Rows →
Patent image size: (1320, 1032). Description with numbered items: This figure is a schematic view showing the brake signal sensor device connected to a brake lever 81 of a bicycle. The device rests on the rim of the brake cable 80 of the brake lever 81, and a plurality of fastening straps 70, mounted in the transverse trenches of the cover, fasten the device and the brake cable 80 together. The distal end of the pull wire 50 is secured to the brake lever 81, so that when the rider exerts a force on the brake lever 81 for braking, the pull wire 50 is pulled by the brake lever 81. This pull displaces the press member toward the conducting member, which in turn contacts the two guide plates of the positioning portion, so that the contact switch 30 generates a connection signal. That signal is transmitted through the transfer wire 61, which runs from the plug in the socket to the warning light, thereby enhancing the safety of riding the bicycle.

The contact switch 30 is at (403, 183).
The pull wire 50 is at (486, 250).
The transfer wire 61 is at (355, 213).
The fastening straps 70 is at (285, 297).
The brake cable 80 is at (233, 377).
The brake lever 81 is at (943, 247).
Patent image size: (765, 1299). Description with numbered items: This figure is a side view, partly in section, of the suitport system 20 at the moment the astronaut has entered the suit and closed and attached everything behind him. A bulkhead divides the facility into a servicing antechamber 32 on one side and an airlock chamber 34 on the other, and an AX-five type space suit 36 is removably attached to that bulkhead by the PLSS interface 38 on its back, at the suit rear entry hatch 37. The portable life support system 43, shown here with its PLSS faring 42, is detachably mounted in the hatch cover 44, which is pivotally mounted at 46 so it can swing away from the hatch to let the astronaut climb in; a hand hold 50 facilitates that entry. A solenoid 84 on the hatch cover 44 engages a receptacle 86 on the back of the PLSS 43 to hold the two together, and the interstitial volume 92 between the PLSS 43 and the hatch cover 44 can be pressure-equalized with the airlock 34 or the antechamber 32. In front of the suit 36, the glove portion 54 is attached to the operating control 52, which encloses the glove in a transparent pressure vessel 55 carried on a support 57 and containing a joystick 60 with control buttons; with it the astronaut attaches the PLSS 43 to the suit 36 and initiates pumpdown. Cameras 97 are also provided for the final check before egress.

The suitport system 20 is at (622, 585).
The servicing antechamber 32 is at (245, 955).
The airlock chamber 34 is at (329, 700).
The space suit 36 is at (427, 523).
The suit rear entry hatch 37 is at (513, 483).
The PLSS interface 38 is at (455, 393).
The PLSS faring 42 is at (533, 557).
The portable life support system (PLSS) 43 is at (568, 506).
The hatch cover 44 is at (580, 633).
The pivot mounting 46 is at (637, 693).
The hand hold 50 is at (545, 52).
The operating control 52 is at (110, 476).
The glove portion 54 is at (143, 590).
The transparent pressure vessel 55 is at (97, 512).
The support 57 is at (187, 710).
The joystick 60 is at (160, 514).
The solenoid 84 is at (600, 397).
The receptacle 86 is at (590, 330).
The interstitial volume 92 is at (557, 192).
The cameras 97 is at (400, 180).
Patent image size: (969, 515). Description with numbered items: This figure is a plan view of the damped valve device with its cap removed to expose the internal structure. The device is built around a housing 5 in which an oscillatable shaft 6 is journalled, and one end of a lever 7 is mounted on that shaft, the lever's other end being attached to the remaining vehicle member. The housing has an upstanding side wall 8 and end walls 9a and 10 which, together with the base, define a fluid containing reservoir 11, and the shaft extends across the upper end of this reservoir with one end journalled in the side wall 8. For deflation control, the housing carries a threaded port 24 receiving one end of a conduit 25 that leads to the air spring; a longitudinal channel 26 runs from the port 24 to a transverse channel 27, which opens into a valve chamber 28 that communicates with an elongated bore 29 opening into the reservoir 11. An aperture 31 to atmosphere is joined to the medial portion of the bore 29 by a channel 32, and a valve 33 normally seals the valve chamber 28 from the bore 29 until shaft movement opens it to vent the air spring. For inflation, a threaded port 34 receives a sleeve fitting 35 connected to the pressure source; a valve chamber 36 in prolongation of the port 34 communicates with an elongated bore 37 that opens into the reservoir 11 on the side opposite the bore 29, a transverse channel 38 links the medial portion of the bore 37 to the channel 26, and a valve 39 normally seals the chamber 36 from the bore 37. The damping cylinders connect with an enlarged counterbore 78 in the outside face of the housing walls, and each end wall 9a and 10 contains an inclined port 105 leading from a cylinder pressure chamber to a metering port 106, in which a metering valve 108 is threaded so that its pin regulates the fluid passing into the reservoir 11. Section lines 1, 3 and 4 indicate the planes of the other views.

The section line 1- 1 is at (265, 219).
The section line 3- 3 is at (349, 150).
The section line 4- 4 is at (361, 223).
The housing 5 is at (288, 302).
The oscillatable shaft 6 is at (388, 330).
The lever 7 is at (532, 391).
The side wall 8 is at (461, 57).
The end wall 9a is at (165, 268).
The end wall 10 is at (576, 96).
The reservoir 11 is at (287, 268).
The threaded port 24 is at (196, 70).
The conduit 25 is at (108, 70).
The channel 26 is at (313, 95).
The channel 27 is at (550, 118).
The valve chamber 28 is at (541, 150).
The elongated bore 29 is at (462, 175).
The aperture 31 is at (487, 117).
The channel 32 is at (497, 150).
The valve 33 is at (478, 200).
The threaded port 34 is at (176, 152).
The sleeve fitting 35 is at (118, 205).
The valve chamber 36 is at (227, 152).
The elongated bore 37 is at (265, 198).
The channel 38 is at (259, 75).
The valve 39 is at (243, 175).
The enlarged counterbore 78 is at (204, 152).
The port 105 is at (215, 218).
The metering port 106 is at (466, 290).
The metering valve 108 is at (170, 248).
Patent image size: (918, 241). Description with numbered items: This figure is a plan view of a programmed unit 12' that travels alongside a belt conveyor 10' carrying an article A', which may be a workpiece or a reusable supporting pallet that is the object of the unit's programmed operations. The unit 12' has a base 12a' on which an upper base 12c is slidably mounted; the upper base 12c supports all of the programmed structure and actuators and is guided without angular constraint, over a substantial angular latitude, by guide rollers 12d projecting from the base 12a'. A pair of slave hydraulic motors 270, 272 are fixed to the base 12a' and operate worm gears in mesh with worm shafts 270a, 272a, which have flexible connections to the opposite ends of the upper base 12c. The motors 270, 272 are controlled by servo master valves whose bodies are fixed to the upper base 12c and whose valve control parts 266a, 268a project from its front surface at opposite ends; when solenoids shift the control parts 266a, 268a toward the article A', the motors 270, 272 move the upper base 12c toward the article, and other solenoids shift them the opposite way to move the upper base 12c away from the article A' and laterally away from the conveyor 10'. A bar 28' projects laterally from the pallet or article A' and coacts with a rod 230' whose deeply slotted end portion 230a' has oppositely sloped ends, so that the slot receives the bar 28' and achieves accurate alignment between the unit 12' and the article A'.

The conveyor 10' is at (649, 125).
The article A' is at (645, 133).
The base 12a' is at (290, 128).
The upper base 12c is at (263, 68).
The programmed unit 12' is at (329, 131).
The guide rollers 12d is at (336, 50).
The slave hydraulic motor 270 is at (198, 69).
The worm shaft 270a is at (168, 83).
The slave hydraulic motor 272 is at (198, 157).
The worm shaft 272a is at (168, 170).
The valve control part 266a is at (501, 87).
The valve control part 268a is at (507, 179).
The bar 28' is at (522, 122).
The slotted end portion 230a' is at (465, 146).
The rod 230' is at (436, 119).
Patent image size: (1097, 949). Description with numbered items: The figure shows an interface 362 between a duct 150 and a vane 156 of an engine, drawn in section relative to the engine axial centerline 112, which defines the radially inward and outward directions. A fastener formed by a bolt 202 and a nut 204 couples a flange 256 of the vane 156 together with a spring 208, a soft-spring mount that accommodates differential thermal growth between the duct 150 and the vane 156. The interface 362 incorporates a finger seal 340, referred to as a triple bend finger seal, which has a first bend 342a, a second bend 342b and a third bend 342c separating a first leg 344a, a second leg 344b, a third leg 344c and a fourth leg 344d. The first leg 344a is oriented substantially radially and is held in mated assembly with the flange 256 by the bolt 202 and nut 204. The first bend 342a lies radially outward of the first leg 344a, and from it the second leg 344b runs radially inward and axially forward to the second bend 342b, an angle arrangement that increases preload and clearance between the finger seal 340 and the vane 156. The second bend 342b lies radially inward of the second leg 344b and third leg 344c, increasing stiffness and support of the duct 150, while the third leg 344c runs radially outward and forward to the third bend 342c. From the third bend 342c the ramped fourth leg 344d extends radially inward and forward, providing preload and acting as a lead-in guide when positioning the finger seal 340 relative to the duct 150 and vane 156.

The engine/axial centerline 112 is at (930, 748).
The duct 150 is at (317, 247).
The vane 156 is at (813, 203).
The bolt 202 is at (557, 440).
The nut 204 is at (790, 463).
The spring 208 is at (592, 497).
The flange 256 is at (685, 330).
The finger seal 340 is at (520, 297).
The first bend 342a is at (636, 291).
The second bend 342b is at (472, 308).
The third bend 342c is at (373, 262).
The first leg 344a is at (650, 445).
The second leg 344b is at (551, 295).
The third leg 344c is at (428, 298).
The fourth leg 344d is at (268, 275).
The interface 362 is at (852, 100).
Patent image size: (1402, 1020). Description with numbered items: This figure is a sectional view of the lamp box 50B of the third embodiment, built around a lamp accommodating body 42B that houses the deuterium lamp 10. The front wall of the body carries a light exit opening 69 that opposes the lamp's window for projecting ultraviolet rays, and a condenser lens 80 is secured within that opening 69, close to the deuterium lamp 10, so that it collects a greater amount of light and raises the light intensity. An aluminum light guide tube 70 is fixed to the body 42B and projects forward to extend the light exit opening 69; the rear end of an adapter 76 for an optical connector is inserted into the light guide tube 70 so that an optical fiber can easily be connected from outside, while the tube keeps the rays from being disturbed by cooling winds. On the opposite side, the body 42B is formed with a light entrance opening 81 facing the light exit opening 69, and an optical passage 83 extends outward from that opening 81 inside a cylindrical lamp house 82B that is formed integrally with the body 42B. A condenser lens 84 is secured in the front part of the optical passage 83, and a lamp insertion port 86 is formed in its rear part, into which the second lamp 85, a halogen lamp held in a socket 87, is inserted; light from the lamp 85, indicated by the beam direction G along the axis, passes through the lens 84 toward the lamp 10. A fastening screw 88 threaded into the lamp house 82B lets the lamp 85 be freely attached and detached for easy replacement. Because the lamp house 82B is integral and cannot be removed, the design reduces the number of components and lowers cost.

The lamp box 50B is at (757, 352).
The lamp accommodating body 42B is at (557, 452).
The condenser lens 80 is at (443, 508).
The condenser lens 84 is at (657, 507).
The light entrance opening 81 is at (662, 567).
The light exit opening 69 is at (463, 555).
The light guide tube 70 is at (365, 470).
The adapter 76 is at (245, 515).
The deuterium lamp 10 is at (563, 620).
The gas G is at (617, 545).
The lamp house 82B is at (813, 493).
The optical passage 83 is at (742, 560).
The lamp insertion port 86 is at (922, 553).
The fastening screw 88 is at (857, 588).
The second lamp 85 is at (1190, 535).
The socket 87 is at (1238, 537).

What is asked →
Please copy word for word the rows from the start through the line containing "The brake lever 81 is at (943, 247).", including that line.

Solution →
Patent image size: (1320, 1032). Description with numbered items: This figure is a schematic view showing the brake signal sensor device connected to a brake lever 81 of a bicycle. The device rests on the rim of the brake cable 80 of the brake lever 81, and a plurality of fastening straps 70, mounted in the transverse trenches of the cover, fasten the device and the brake cable 80 together. The distal end of the pull wire 50 is secured to the brake lever 81, so that when the rider exerts a force on the brake lever 81 for braking, the pull wire 50 is pulled by the brake lever 81. This pull displaces the press member toward the conducting member, which in turn contacts the two guide plates of the positioning portion, so that the contact switch 30 generates a connection signal. That signal is transmitted through the transfer wire 61, which runs from the plug in the socket to the warning light, thereby enhancing the safety of riding the bicycle.

The contact switch 30 is at (403, 183).
The pull wire 50 is at (486, 250).
The transfer wire 61 is at (355, 213).
The fastening straps 70 is at (285, 297).
The brake cable 80 is at (233, 377).
The brake lever 81 is at (943, 247).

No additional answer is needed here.